===== Supplied records
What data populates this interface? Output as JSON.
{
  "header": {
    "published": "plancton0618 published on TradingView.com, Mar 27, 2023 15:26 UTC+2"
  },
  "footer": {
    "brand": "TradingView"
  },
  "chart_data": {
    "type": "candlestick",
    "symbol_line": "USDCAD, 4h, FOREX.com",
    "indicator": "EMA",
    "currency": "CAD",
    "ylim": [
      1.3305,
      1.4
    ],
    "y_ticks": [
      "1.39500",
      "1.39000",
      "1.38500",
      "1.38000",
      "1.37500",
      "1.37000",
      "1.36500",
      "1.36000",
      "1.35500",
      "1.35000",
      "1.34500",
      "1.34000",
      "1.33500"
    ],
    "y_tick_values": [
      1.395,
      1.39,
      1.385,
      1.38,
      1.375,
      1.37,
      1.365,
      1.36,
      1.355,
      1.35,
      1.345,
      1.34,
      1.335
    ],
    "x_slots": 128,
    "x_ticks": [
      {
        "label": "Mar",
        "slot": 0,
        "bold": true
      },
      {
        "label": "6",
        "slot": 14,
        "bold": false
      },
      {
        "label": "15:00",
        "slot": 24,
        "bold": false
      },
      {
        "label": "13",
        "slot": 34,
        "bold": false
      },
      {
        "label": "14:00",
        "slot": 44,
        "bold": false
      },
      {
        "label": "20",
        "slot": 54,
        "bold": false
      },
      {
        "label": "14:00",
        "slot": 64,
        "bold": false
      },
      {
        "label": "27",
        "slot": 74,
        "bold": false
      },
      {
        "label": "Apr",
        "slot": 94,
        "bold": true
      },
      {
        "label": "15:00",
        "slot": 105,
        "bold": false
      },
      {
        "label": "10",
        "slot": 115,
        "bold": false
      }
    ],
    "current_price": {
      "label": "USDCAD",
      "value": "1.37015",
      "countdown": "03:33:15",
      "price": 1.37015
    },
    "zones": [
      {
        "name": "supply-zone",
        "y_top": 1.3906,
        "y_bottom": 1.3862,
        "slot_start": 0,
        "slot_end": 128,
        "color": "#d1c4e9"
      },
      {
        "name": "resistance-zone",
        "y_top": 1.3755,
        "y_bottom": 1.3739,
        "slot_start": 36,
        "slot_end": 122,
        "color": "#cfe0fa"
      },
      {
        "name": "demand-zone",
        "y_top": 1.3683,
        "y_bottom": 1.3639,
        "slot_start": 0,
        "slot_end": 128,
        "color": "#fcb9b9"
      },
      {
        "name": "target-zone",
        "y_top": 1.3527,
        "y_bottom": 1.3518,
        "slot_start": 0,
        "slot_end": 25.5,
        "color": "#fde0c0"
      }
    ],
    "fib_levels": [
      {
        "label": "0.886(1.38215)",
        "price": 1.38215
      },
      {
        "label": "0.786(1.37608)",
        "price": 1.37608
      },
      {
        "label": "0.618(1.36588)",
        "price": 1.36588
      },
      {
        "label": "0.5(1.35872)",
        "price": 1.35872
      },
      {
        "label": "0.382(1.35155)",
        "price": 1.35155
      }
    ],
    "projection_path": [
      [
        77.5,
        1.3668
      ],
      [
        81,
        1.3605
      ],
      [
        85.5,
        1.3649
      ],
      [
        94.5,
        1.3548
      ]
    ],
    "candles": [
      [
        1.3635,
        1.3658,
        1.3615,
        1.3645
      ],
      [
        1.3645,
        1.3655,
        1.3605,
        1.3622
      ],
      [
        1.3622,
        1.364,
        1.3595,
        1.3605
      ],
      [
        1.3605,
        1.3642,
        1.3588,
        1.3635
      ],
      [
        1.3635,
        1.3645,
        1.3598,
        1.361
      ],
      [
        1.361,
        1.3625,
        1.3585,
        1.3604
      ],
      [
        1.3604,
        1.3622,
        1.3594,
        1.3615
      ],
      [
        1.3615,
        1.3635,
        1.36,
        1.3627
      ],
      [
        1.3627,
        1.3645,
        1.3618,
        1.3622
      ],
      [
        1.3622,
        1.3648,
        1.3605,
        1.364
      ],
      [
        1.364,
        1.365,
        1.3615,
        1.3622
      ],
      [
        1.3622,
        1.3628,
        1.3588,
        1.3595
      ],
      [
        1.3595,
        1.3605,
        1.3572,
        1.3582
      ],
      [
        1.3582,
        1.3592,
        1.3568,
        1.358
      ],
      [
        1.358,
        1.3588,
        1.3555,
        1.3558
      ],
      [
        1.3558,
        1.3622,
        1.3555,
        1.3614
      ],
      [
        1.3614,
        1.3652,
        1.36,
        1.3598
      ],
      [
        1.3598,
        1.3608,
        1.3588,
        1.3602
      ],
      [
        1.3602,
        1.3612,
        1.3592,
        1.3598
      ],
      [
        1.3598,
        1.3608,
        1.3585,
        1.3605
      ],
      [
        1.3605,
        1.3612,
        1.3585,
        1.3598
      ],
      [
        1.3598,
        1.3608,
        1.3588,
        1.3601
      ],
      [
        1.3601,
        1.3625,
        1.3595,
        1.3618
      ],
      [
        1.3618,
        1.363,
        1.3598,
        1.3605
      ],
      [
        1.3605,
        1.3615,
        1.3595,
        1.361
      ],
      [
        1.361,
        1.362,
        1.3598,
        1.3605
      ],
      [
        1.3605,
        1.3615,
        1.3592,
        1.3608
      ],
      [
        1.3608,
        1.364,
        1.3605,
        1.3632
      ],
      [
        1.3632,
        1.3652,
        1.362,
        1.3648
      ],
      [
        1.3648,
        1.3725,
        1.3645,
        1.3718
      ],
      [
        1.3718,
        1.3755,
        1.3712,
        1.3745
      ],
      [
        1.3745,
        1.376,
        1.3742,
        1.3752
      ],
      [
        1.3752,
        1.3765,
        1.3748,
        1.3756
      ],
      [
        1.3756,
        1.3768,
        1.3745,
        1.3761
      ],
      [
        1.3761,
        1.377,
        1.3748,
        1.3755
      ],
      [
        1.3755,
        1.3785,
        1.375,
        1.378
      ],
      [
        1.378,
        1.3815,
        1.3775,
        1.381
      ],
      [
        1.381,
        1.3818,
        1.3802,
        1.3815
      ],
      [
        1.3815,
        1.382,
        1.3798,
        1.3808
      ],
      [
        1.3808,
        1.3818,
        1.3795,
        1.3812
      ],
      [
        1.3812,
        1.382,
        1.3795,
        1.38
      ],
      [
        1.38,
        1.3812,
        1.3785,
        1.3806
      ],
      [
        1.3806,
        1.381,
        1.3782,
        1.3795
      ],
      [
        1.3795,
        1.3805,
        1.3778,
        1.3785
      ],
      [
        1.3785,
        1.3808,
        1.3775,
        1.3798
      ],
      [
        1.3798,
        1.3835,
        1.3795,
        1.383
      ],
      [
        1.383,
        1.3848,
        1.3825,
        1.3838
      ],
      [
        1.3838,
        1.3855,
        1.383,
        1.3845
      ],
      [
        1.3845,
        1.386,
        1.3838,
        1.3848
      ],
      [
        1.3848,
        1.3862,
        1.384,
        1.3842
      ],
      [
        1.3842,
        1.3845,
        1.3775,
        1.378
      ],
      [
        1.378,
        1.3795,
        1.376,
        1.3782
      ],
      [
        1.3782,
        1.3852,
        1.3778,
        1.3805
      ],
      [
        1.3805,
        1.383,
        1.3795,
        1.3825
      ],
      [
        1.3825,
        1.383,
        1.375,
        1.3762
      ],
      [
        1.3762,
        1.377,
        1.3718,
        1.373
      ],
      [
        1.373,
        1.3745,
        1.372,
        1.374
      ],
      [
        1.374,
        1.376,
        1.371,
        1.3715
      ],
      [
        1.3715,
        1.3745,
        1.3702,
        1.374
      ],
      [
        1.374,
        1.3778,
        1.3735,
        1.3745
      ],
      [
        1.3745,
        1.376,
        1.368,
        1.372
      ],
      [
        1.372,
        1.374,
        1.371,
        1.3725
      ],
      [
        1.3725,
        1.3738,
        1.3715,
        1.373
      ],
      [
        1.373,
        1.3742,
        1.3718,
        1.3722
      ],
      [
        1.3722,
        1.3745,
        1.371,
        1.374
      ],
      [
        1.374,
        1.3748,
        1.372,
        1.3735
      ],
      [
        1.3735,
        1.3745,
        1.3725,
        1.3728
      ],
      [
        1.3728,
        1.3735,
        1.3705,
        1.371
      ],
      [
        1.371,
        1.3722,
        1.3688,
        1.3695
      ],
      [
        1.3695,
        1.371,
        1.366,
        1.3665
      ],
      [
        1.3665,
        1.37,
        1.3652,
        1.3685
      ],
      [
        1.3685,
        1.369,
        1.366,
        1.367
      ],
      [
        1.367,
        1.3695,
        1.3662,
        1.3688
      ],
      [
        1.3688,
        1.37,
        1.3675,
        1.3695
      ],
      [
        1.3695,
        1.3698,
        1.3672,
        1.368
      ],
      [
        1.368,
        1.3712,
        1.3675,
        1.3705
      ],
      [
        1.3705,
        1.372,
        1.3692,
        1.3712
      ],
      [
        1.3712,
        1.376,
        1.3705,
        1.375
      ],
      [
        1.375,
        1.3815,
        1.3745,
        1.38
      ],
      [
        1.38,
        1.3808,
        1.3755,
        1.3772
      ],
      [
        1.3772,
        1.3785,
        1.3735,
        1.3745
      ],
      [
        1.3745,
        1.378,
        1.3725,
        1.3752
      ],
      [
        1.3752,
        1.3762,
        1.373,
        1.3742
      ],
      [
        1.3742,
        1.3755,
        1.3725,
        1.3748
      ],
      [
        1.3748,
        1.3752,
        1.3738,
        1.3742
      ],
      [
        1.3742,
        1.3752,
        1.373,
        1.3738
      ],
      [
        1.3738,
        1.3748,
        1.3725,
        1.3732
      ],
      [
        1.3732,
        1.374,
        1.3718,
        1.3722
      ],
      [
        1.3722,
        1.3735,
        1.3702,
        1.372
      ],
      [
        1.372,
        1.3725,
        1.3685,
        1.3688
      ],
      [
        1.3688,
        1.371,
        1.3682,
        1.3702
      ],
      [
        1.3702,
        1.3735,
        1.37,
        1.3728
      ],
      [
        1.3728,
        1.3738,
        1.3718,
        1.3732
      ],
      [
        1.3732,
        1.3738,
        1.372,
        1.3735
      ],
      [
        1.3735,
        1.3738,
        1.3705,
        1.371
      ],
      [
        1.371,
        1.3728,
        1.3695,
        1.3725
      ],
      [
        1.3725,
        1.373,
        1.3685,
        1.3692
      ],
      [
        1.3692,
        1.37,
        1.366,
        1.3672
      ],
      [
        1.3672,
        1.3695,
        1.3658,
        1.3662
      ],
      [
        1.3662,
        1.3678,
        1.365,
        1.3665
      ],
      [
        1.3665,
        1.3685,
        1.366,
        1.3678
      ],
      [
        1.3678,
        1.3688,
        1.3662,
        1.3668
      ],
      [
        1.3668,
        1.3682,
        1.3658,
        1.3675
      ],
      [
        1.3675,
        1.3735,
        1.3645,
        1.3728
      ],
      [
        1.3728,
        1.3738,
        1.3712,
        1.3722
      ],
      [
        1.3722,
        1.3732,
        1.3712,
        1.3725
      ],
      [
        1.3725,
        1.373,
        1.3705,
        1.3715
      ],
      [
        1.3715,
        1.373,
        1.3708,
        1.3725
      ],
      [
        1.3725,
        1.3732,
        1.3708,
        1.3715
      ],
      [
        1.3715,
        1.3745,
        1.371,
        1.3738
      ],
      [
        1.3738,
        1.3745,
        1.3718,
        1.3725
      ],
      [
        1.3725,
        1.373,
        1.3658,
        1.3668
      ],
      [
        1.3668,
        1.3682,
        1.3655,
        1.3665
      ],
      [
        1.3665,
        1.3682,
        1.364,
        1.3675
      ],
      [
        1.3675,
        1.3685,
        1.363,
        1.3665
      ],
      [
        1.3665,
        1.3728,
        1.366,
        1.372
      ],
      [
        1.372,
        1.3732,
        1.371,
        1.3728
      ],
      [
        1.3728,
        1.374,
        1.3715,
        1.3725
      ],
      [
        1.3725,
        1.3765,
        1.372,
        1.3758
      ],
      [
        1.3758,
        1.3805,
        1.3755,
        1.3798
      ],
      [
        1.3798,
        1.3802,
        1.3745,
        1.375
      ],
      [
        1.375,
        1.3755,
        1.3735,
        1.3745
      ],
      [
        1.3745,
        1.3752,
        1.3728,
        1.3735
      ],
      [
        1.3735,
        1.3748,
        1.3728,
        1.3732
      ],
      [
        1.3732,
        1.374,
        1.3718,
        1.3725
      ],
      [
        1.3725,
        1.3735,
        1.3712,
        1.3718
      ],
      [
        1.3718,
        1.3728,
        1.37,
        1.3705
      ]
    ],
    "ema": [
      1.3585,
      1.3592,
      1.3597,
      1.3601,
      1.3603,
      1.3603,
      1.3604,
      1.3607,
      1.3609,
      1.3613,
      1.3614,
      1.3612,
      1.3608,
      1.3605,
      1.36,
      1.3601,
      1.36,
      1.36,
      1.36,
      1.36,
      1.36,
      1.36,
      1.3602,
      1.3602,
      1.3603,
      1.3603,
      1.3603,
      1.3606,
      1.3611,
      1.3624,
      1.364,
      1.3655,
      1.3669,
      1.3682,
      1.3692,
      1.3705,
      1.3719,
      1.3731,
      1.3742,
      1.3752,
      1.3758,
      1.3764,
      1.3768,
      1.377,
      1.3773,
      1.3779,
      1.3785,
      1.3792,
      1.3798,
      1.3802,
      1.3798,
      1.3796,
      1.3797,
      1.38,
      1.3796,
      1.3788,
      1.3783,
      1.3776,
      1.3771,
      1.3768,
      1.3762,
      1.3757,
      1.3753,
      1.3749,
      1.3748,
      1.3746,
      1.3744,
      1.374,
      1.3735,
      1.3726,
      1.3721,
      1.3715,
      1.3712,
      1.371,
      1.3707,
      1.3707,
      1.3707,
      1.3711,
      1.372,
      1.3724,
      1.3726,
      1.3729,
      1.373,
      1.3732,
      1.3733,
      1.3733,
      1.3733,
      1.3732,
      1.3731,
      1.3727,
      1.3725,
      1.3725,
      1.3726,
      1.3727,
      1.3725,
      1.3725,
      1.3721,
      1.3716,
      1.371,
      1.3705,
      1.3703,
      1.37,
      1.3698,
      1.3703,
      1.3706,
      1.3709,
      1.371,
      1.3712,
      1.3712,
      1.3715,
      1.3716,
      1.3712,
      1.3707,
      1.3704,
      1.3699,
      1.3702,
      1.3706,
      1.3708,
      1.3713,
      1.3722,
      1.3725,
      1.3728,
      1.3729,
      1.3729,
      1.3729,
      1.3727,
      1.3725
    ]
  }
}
==========
## Exercise
Every line that holds the word "name" should be extracted.

## Solution
        "name": "supply-zone",
        "name": "resistance-zone",
        "name": "demand-zone",
        "name": "target-zone",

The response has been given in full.